**Stored rows:**
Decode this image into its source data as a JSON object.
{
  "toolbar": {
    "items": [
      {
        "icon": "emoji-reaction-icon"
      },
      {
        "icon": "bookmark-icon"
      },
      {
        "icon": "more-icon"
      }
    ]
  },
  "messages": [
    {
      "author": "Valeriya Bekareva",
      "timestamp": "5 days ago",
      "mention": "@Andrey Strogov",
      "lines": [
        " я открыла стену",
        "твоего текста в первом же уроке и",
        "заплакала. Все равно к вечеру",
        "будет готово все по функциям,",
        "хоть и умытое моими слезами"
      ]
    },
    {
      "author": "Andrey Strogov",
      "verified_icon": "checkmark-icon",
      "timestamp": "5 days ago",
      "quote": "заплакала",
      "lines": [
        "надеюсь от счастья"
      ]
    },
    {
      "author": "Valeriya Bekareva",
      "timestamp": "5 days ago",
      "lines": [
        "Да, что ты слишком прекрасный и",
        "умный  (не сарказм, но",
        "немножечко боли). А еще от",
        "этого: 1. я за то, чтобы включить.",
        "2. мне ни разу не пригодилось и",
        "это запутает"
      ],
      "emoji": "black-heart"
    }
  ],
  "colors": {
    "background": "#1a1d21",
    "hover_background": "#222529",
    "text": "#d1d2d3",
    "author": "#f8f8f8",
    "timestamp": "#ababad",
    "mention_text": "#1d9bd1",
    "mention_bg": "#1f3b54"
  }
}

**Given instruction:**
Extract each line of the listing above, copying it word for word.

**Full response:**
Decode this image into its source data as a JSON object.
{
  "toolbar": {
    "items": [
      {
        "icon": "emoji-reaction-icon"
      },
      {
        "icon": "bookmark-icon"
      },
      {
        "icon": "more-icon"
      }
    ]
  },
  "messages": [
    {
      "author": "Valeriya Bekareva",
      "timestamp": "5 days ago",
      "mention": "@Andrey Strogov",
      "lines": [
        " я открыла стену",
        "твоего текста в первом же уроке и",
        "заплакала. Все равно к вечеру",
        "будет готово все по функциям,",
        "хоть и умытое моими слезами"
      ]
    },
    {
      "author": "Andrey Strogov",
      "verified_icon": "checkmark-icon",
      "timestamp": "5 days ago",
      "quote": "заплакала",
      "lines": [
        "надеюсь от счастья"
      ]
    },
    {
      "author": "Valeriya Bekareva",
      "timestamp": "5 days ago",
      "lines": [
        "Да, что ты слишком прекрасный и",
        "умный  (не сарказм, но",
        "немножечко боли). А еще от",
        "этого: 1. я за то, чтобы включить.",
        "2. мне ни разу не пригодилось и",
        "это запутает"
      ],
      "emoji": "black-heart"
    }
  ],
  "colors": {
    "background": "#1a1d21",
    "hover_background": "#222529",
    "text": "#d1d2d3",
    "author": "#f8f8f8",
    "timestamp": "#ababad",
    "mention_text": "#1d9bd1",
    "mention_bg": "#1f3b54"
  }
}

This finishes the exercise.